Négligeons les cas exceptionnels que nous venons de dire. Tenons-nous en au cas ordinaire, celui où la courbe de la demande ne coupe qu’une fois chaque verticale. Cette courbe nous apparaîtra comme pouvant affecter les formes les plus diverses[1]. On parle ici de l’élasticité plus ou moins grande de la demande. La demande d’une marchandise est dite élastique lorsqu’un abaissement relativement petit du prix entraîne une augmentation notable de la demande effective, de la consommation ; dans le cas contraire, on dit que la demande n’est pas élastique. On remarquera toutefois que lorsqu’on parle de l’élasticité ou de la non-élasticité de la de mande, on suppose un prix établi, et l’on considère ce qui résulterait de variations de ce prix — dans le sens de la baisse, en particulier — qui ne seraient pas extrêmement fortes : on ne s’attache, ainsi, qu’à une certaine portion de la courbe de la demande ; mais cette courbe peut avoir une pente très faible, ou très-forte, dans telle de ses parties, et une pente tout autre dans telle autre partie.

# [Données sources]
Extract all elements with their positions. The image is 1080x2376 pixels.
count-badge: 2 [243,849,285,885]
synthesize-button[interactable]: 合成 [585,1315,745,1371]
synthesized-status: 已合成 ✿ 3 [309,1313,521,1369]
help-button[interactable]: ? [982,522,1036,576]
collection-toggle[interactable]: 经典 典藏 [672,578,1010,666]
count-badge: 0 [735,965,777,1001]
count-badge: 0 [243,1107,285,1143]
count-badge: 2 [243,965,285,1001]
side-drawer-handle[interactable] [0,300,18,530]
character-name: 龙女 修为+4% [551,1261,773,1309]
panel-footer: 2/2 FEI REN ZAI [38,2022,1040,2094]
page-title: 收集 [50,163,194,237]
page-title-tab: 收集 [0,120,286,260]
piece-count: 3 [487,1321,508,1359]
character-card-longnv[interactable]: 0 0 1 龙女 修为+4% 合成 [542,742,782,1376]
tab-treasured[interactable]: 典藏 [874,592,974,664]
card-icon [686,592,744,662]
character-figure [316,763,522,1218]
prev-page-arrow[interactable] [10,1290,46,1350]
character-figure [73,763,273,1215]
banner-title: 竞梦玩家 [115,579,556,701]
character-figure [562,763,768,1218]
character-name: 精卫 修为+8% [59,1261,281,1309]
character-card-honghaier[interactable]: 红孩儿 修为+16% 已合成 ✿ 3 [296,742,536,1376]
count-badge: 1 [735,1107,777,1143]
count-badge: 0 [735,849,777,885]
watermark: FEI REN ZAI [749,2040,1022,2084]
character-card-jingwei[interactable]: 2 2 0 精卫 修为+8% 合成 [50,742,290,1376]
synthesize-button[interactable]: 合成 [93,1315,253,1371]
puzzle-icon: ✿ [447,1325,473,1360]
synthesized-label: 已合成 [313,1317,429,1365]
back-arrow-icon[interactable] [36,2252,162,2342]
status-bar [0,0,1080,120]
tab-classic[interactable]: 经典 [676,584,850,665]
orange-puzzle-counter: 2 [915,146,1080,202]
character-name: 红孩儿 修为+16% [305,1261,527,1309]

# [Consignes de travail]
- a) Veuillez relever tous les mots contenant un trait d'union dans le texte sur l'élasticité de la demande.
- b) Rédigez la suite du texte sur l'élasticité de la demande en partant de sa dernière phrase.
Les enregistrements forment un matériau distinct du texte.

# [Réponses aux consignes]
- a) Tenons-nous, non-élasticité, très-forte

- b)
Parmi les biens dont la demande manque d’élasticité se trouvent certains de ces biens qui sont indispensables à tous les hommes, quelle que soit leur fortune. On peut citer comme exemples le sel et le blé. Entre 1890 et 1901, le prix du quarter de blé a varié en Angleterre entre 21 s. 5 d. comme minimum et 36 s. 2 d. comme maximum ; la consommation annuelle par tête d’habitant a eu comme maximum 357 livres, et comme minimum 324 : on voit que les variations de la consommation sont beau coup plus faibles que celles du prix. Des observations qui ont été faites

  1. Voir là-dessus Marshall, Principles, liv. III, chap. 4 (trad. fr., t. I), et Cunynghame, Geometrical political economy, chap. 3.